== DATA ENTRIES

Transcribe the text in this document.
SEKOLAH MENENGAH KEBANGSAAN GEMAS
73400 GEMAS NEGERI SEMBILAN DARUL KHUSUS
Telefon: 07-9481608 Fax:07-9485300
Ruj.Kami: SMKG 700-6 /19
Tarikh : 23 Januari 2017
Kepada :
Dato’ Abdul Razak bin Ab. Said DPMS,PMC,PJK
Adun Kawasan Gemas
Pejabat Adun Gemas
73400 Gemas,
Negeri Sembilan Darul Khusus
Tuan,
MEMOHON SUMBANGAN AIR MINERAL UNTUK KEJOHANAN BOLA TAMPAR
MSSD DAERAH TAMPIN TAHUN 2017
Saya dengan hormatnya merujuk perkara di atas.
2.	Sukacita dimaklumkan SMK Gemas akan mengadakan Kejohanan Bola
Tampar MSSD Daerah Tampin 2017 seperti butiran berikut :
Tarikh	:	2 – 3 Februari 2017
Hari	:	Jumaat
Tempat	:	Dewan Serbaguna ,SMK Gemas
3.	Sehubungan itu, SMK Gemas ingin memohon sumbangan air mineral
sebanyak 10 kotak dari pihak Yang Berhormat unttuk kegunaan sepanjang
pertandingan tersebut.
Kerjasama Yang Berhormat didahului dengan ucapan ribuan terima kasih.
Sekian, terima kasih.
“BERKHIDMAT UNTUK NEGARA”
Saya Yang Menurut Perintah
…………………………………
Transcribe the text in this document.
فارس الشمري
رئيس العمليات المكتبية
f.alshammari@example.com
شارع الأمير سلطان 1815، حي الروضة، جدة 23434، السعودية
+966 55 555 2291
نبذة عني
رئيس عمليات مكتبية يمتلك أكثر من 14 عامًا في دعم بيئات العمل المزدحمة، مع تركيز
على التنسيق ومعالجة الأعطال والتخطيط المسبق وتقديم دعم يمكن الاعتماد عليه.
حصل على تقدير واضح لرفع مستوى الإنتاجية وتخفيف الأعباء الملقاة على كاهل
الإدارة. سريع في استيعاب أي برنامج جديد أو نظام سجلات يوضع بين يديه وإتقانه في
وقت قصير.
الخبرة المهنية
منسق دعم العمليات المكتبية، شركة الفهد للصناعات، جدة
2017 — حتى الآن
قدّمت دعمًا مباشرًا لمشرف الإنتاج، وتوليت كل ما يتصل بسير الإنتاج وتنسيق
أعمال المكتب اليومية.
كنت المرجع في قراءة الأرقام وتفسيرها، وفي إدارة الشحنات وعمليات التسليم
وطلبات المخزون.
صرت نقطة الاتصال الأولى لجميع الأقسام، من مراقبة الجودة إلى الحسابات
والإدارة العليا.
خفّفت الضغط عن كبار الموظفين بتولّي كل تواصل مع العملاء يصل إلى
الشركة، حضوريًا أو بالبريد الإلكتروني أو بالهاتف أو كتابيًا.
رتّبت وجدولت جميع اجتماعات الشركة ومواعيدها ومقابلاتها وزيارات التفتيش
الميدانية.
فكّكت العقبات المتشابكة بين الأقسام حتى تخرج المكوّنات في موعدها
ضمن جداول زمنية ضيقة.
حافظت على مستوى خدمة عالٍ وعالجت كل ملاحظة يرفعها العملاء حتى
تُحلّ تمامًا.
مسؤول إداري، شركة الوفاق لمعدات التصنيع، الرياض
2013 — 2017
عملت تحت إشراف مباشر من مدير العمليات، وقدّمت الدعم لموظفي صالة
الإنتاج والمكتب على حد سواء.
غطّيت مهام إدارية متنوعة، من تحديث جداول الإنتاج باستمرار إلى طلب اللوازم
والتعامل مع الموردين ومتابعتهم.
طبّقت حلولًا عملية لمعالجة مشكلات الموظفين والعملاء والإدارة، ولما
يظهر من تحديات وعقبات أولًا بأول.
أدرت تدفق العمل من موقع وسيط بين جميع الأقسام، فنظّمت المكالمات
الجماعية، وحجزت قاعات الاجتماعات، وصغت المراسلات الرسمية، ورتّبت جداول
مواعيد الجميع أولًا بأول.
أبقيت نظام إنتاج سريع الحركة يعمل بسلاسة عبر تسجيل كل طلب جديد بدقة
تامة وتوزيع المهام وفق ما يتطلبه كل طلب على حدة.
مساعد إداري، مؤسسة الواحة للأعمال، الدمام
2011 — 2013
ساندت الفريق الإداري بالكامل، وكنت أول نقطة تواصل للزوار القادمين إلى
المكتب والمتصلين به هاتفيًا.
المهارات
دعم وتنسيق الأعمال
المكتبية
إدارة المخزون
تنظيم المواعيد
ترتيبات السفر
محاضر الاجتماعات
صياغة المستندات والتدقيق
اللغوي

====

WRITTEN PROBLEM:
Your task is to repeat the data exactly; please include every line.

RESULT OF THIS TASK:
Transcribe the text in this document.
SEKOLAH MENENGAH KEBANGSAAN GEMAS
73400 GEMAS NEGERI SEMBILAN DARUL KHUSUS
Telefon: 07-9481608 Fax:07-9485300
Ruj.Kami: SMKG 700-6 /19
Tarikh : 23 Januari 2017
Kepada :
Dato’ Abdul Razak bin Ab. Said DPMS,PMC,PJK
Adun Kawasan Gemas
Pejabat Adun Gemas
73400 Gemas,
Negeri Sembilan Darul Khusus
Tuan,
MEMOHON SUMBANGAN AIR MINERAL UNTUK KEJOHANAN BOLA TAMPAR
MSSD DAERAH TAMPIN TAHUN 2017
Saya dengan hormatnya merujuk perkara di atas.
2.	Sukacita dimaklumkan SMK Gemas akan mengadakan Kejohanan Bola
Tampar MSSD Daerah Tampin 2017 seperti butiran berikut :
Tarikh	:	2 – 3 Februari 2017
Hari	:	Jumaat
Tempat	:	Dewan Serbaguna ,SMK Gemas
3.	Sehubungan itu, SMK Gemas ingin memohon sumbangan air mineral
sebanyak 10 kotak dari pihak Yang Berhormat unttuk kegunaan sepanjang
pertandingan tersebut.
Kerjasama Yang Berhormat didahului dengan ucapan ribuan terima kasih.
Sekian, terima kasih.
“BERKHIDMAT UNTUK NEGARA”
Saya Yang Menurut Perintah
…………………………………
Transcribe the text in this document.
فارس الشمري
رئيس العمليات المكتبية
f.alshammari@example.com
شارع الأمير سلطان 1815، حي الروضة، جدة 23434، السعودية
+966 55 555 2291
نبذة عني
رئيس عمليات مكتبية يمتلك أكثر من 14 عامًا في دعم بيئات العمل المزدحمة، مع تركيز
على التنسيق ومعالجة الأعطال والتخطيط المسبق وتقديم دعم يمكن الاعتماد عليه.
حصل على تقدير واضح لرفع مستوى الإنتاجية وتخفيف الأعباء الملقاة على كاهل
الإدارة. سريع في استيعاب أي برنامج جديد أو نظام سجلات يوضع بين يديه وإتقانه في
وقت قصير.
الخبرة المهنية
منسق دعم العمليات المكتبية، شركة الفهد للصناعات، جدة
2017 — حتى الآن
قدّمت دعمًا مباشرًا لمشرف الإنتاج، وتوليت كل ما يتصل بسير الإنتاج وتنسيق
أعمال المكتب اليومية.
كنت المرجع في قراءة الأرقام وتفسيرها، وفي إدارة الشحنات وعمليات التسليم
وطلبات المخزون.
صرت نقطة الاتصال الأولى لجميع الأقسام، من مراقبة الجودة إلى الحسابات
والإدارة العليا.
خفّفت الضغط عن كبار الموظفين بتولّي كل تواصل مع العملاء يصل إلى
الشركة، حضوريًا أو بالبريد الإلكتروني أو بالهاتف أو كتابيًا.
رتّبت وجدولت جميع اجتماعات الشركة ومواعيدها ومقابلاتها وزيارات التفتيش
الميدانية.
فكّكت العقبات المتشابكة بين الأقسام حتى تخرج المكوّنات في موعدها
ضمن جداول زمنية ضيقة.
حافظت على مستوى خدمة عالٍ وعالجت كل ملاحظة يرفعها العملاء حتى
تُحلّ تمامًا.
مسؤول إداري، شركة الوفاق لمعدات التصنيع، الرياض
2013 — 2017
عملت تحت إشراف مباشر من مدير العمليات، وقدّمت الدعم لموظفي صالة
الإنتاج والمكتب على حد سواء.
غطّيت مهام إدارية متنوعة، من تحديث جداول الإنتاج باستمرار إلى طلب اللوازم
والتعامل مع الموردين ومتابعتهم.
طبّقت حلولًا عملية لمعالجة مشكلات الموظفين والعملاء والإدارة، ولما
يظهر من تحديات وعقبات أولًا بأول.
أدرت تدفق العمل من موقع وسيط بين جميع الأقسام، فنظّمت المكالمات
الجماعية، وحجزت قاعات الاجتماعات، وصغت المراسلات الرسمية، ورتّبت جداول
مواعيد الجميع أولًا بأول.
أبقيت نظام إنتاج سريع الحركة يعمل بسلاسة عبر تسجيل كل طلب جديد بدقة
تامة وتوزيع المهام وفق ما يتطلبه كل طلب على حدة.
مساعد إداري، مؤسسة الواحة للأعمال، الدمام
2011 — 2013
ساندت الفريق الإداري بالكامل، وكنت أول نقطة تواصل للزوار القادمين إلى
المكتب والمتصلين به هاتفيًا.
المهارات
دعم وتنسيق الأعمال
المكتبية
إدارة المخزون
تنظيم المواعيد
ترتيبات السفر
محاضر الاجتماعات
صياغة المستندات والتدقيق
اللغوي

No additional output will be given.